»»
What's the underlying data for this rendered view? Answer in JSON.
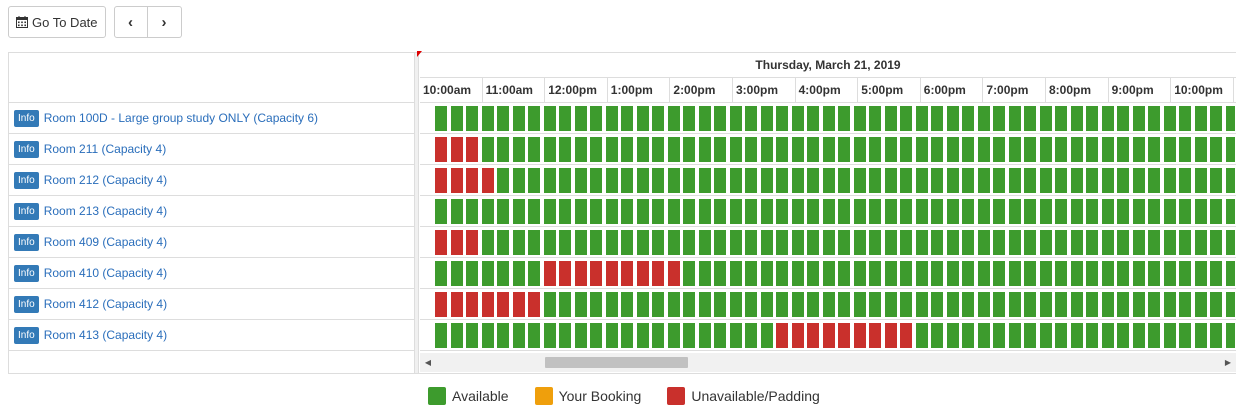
{
  "toolbar": {
    "go_to_date_label": "Go To Date",
    "go_to_date_icon": "calendar-icon",
    "prev_label": "‹",
    "next_label": "›"
  },
  "grid": {
    "date_header": "Thursday, March 21, 2019",
    "hours": [
      "10:00am",
      "11:00am",
      "12:00pm",
      "1:00pm",
      "2:00pm",
      "3:00pm",
      "4:00pm",
      "5:00pm",
      "6:00pm",
      "7:00pm",
      "8:00pm",
      "9:00pm",
      "10:00pm"
    ],
    "slots_per_row": 52,
    "info_badge": "Info",
    "rooms": [
      {
        "name": "Room 100D - Large group study ONLY (Capacity 6)",
        "unavailable": []
      },
      {
        "name": "Room 211 (Capacity 4)",
        "unavailable": [
          [
            0,
            2
          ]
        ]
      },
      {
        "name": "Room 212 (Capacity 4)",
        "unavailable": [
          [
            0,
            3
          ]
        ]
      },
      {
        "name": "Room 213 (Capacity 4)",
        "unavailable": []
      },
      {
        "name": "Room 409 (Capacity 4)",
        "unavailable": [
          [
            0,
            2
          ]
        ]
      },
      {
        "name": "Room 410 (Capacity 4)",
        "unavailable": [
          [
            7,
            15
          ]
        ]
      },
      {
        "name": "Room 412 (Capacity 4)",
        "unavailable": [
          [
            0,
            6
          ]
        ]
      },
      {
        "name": "Room 413 (Capacity 4)",
        "unavailable": [
          [
            22,
            30
          ]
        ]
      }
    ]
  },
  "legend": [
    {
      "label": "Available",
      "color": "#3d9b2d"
    },
    {
      "label": "Your Booking",
      "color": "#ef9f0c"
    },
    {
      "label": "Unavailable/Padding",
      "color": "#c9302c"
    }
  ],
  "colors": {
    "available": "#3d9b2d",
    "unavailable": "#c9302c",
    "booking": "#ef9f0c",
    "link": "#2a6ebb",
    "info_badge": "#337ab7"
  }
}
««
AIM – Your job is to transcribe the entries above exactly; skip the pictures.

CORRECT ANSWER –
What's the underlying data for this rendered view? Answer in JSON.
{
  "toolbar": {
    "go_to_date_label": "Go To Date",
    "go_to_date_icon": "calendar-icon",
    "prev_label": "‹",
    "next_label": "›"
  },
  "grid": {
    "date_header": "Thursday, March 21, 2019",
    "hours": [
      "10:00am",
      "11:00am",
      "12:00pm",
      "1:00pm",
      "2:00pm",
      "3:00pm",
      "4:00pm",
      "5:00pm",
      "6:00pm",
      "7:00pm",
      "8:00pm",
      "9:00pm",
      "10:00pm"
    ],
    "slots_per_row": 52,
    "info_badge": "Info",
    "rooms": [
      {
        "name": "Room 100D - Large group study ONLY (Capacity 6)",
        "unavailable": []
      },
      {
        "name": "Room 211 (Capacity 4)",
        "unavailable": [
          [
            0,
            2
          ]
        ]
      },
      {
        "name": "Room 212 (Capacity 4)",
        "unavailable": [
          [
            0,
            3
          ]
        ]
      },
      {
        "name": "Room 213 (Capacity 4)",
        "unavailable": []
      },
      {
        "name": "Room 409 (Capacity 4)",
        "unavailable": [
          [
            0,
            2
          ]
        ]
      },
      {
        "name": "Room 410 (Capacity 4)",
        "unavailable": [
          [
            7,
            15
          ]
        ]
      },
      {
        "name": "Room 412 (Capacity 4)",
        "unavailable": [
          [
            0,
            6
          ]
        ]
      },
      {
        "name": "Room 413 (Capacity 4)",
        "unavailable": [
          [
            22,
            30
          ]
        ]
      }
    ]
  },
  "legend": [
    {
      "label": "Available",
      "color": "#3d9b2d"
    },
    {
      "label": "Your Booking",
      "color": "#ef9f0c"
    },
    {
      "label": "Unavailable/Padding",
      "color": "#c9302c"
    }
  ],
  "colors": {
    "available": "#3d9b2d",
    "unavailable": "#c9302c",
    "booking": "#ef9f0c",
    "link": "#2a6ebb",
    "info_badge": "#337ab7"
  }
}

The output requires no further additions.